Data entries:

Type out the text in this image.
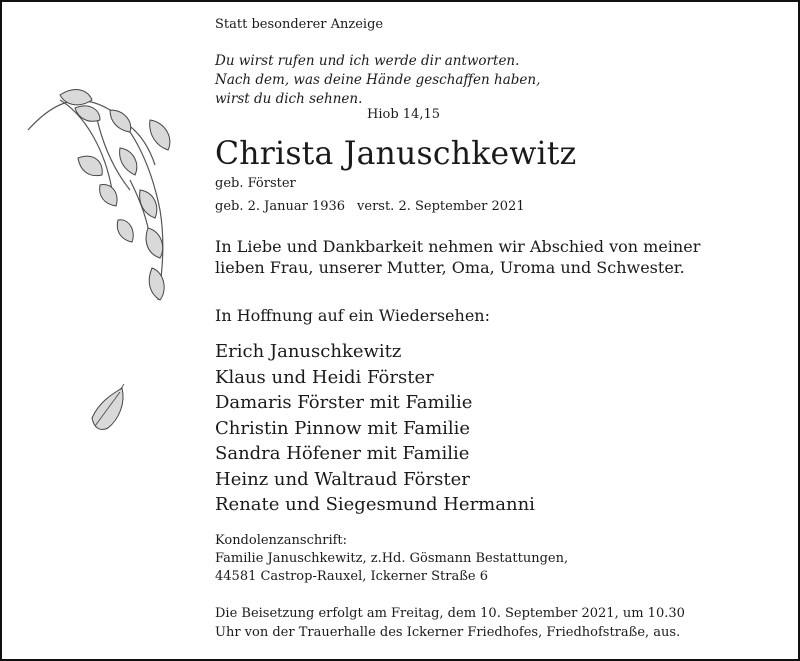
Statt besonderer Anzeige
Du wirst rufen und ich werde dir antworten.
Nach dem, was deine Hände geschaffen haben,
wirst du dich sehnen.
Hiob 14,15
Christa Januschkewitz
geb. Förster
geb. 2. Januar 1936 verst. 2. September 2021
In Liebe und Dankbarkeit nehmen wir Abschied von meiner
lieben Frau, unserer Mutter, Oma, Uroma und Schwester.
In Hoffnung auf ein Wiedersehen:
Erich Januschkewitz
Klaus und Heidi Förster
Damaris Förster mit Familie
Christin Pinnow mit Familie
Sandra Höfener mit Familie
Heinz und Waltraud Förster
Renate und Siegesmund Hermanni
Kondolenzanschrift:
Familie Januschkewitz, z.Hd. Gösmann Bestattungen,
44581 Castrop-Rauxel, Ickerner Straße 6
Die Beisetzung erfolgt am Freitag, dem 10. September 2021, um 10.30
Uhr von der Trauerhalle des Ickerner Friedhofes, Friedhofstraße, aus.
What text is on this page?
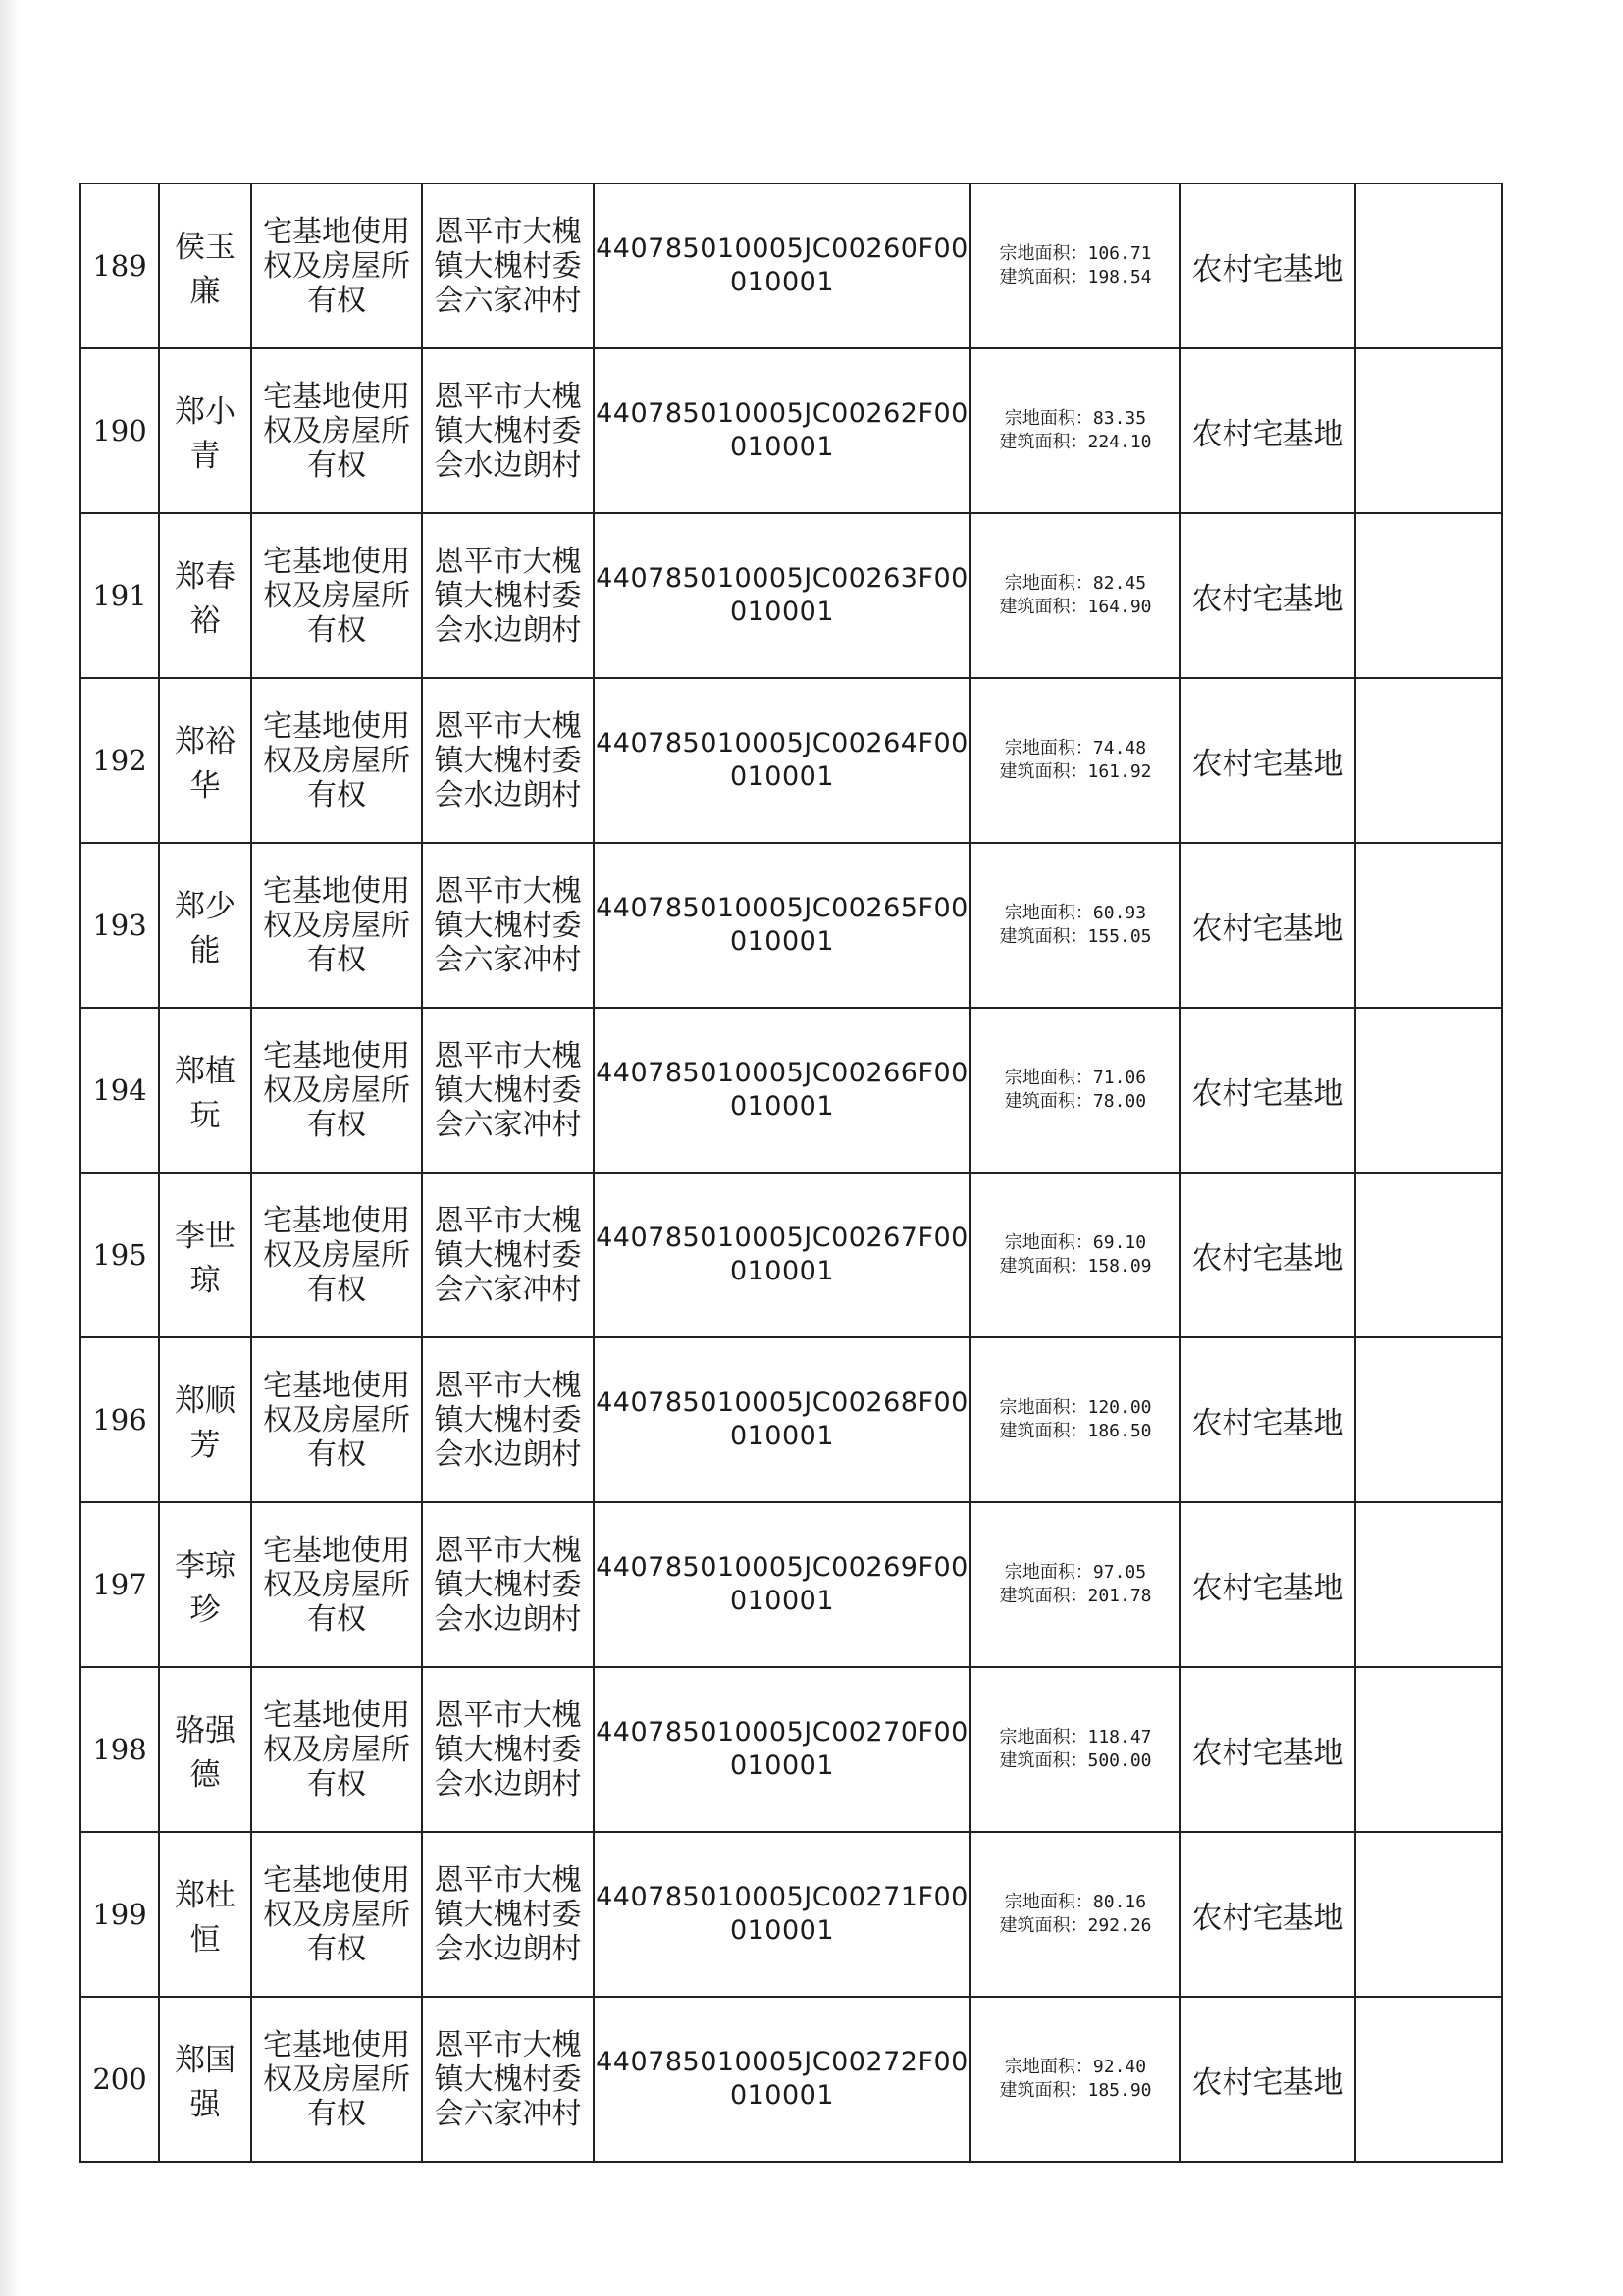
189	侯玉廉	宅基地使用
权及房屋所
有权	恩平市大槐
镇大槐村委
会六家冲村	440785010005JC00260F00
010001	宗地面积：106.71
建筑面积：198.54	农村宅基地	
190	郑小青	宅基地使用
权及房屋所
有权	恩平市大槐
镇大槐村委
会水边朗村	440785010005JC00262F00
010001	宗地面积：83.35
建筑面积：224.10	农村宅基地	
191	郑春裕	宅基地使用
权及房屋所
有权	恩平市大槐
镇大槐村委
会水边朗村	440785010005JC00263F00
010001	宗地面积：82.45
建筑面积：164.90	农村宅基地	
192	郑裕华	宅基地使用
权及房屋所
有权	恩平市大槐
镇大槐村委
会水边朗村	440785010005JC00264F00
010001	宗地面积：74.48
建筑面积：161.92	农村宅基地	
193	郑少能	宅基地使用
权及房屋所
有权	恩平市大槐
镇大槐村委
会六家冲村	440785010005JC00265F00
010001	宗地面积：60.93
建筑面积：155.05	农村宅基地	
194	郑植玩	宅基地使用
权及房屋所
有权	恩平市大槐
镇大槐村委
会六家冲村	440785010005JC00266F00
010001	宗地面积：71.06
建筑面积：78.00	农村宅基地	
195	李世琼	宅基地使用
权及房屋所
有权	恩平市大槐
镇大槐村委
会六家冲村	440785010005JC00267F00
010001	宗地面积：69.10
建筑面积：158.09	农村宅基地	
196	郑顺芳	宅基地使用
权及房屋所
有权	恩平市大槐
镇大槐村委
会水边朗村	440785010005JC00268F00
010001	宗地面积：120.00
建筑面积：186.50	农村宅基地	
197	李琼珍	宅基地使用
权及房屋所
有权	恩平市大槐
镇大槐村委
会水边朗村	440785010005JC00269F00
010001	宗地面积：97.05
建筑面积：201.78	农村宅基地	
198	骆强德	宅基地使用
权及房屋所
有权	恩平市大槐
镇大槐村委
会水边朗村	440785010005JC00270F00
010001	宗地面积：118.47
建筑面积：500.00	农村宅基地	
199	郑杜恒	宅基地使用
权及房屋所
有权	恩平市大槐
镇大槐村委
会水边朗村	440785010005JC00271F00
010001	宗地面积：80.16
建筑面积：292.26	农村宅基地	
200	郑国强	宅基地使用
权及房屋所
有权	恩平市大槐
镇大槐村委
会六家冲村	440785010005JC00272F00
010001	宗地面积：92.40
建筑面积：185.90	农村宅基地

Problem details -> Copy out all the data exactly; skip the pictures.

Response below ->
Type out the text in this image.
Statt besonderer Anzeige
Du wirst rufen und ich werde dir antworten.
Nach dem, was deine Hände geschaffen haben,
wirst du dich sehnen.
Hiob 14,15
Christa Januschkewitz
geb. Förster
geb. 2. Januar 1936 verst. 2. September 2021
In Liebe und Dankbarkeit nehmen wir Abschied von meiner
lieben Frau, unserer Mutter, Oma, Uroma und Schwester.
In Hoffnung auf ein Wiedersehen:
Erich Januschkewitz
Klaus und Heidi Förster
Damaris Förster mit Familie
Christin Pinnow mit Familie
Sandra Höfener mit Familie
Heinz und Waltraud Förster
Renate und Siegesmund Hermanni
Kondolenzanschrift:
Familie Januschkewitz, z.Hd. Gösmann Bestattungen,
44581 Castrop-Rauxel, Ickerner Straße 6
Die Beisetzung erfolgt am Freitag, dem 10. September 2021, um 10.30
Uhr von der Trauerhalle des Ickerner Friedhofes, Friedhofstraße, aus.
What text is on this page?
189	侯玉廉	宅基地使用
权及房屋所
有权	恩平市大槐
镇大槐村委
会六家冲村	440785010005JC00260F00
010001	宗地面积：106.71
建筑面积：198.54	农村宅基地	
190	郑小青	宅基地使用
权及房屋所
有权	恩平市大槐
镇大槐村委
会水边朗村	440785010005JC00262F00
010001	宗地面积：83.35
建筑面积：224.10	农村宅基地	
191	郑春裕	宅基地使用
权及房屋所
有权	恩平市大槐
镇大槐村委
会水边朗村	440785010005JC00263F00
010001	宗地面积：82.45
建筑面积：164.90	农村宅基地	
192	郑裕华	宅基地使用
权及房屋所
有权	恩平市大槐
镇大槐村委
会水边朗村	440785010005JC00264F00
010001	宗地面积：74.48
建筑面积：161.92	农村宅基地	
193	郑少能	宅基地使用
权及房屋所
有权	恩平市大槐
镇大槐村委
会六家冲村	440785010005JC00265F00
010001	宗地面积：60.93
建筑面积：155.05	农村宅基地	
194	郑植玩	宅基地使用
权及房屋所
有权	恩平市大槐
镇大槐村委
会六家冲村	440785010005JC00266F00
010001	宗地面积：71.06
建筑面积：78.00	农村宅基地	
195	李世琼	宅基地使用
权及房屋所
有权	恩平市大槐
镇大槐村委
会六家冲村	440785010005JC00267F00
010001	宗地面积：69.10
建筑面积：158.09	农村宅基地	
196	郑顺芳	宅基地使用
权及房屋所
有权	恩平市大槐
镇大槐村委
会水边朗村	440785010005JC00268F00
010001	宗地面积：120.00
建筑面积：186.50	农村宅基地	
197	李琼珍	宅基地使用
权及房屋所
有权	恩平市大槐
镇大槐村委
会水边朗村	440785010005JC00269F00
010001	宗地面积：97.05
建筑面积：201.78	农村宅基地	
198	骆强德	宅基地使用
权及房屋所
有权	恩平市大槐
镇大槐村委
会水边朗村	440785010005JC00270F00
010001	宗地面积：118.47
建筑面积：500.00	农村宅基地	
199	郑杜恒	宅基地使用
权及房屋所
有权	恩平市大槐
镇大槐村委
会水边朗村	440785010005JC00271F00
010001	宗地面积：80.16
建筑面积：292.26	农村宅基地	
200	郑国强	宅基地使用
权及房屋所
有权	恩平市大槐
镇大槐村委
会六家冲村	440785010005JC00272F00
010001	宗地面积：92.40
建筑面积：185.90	农村宅基地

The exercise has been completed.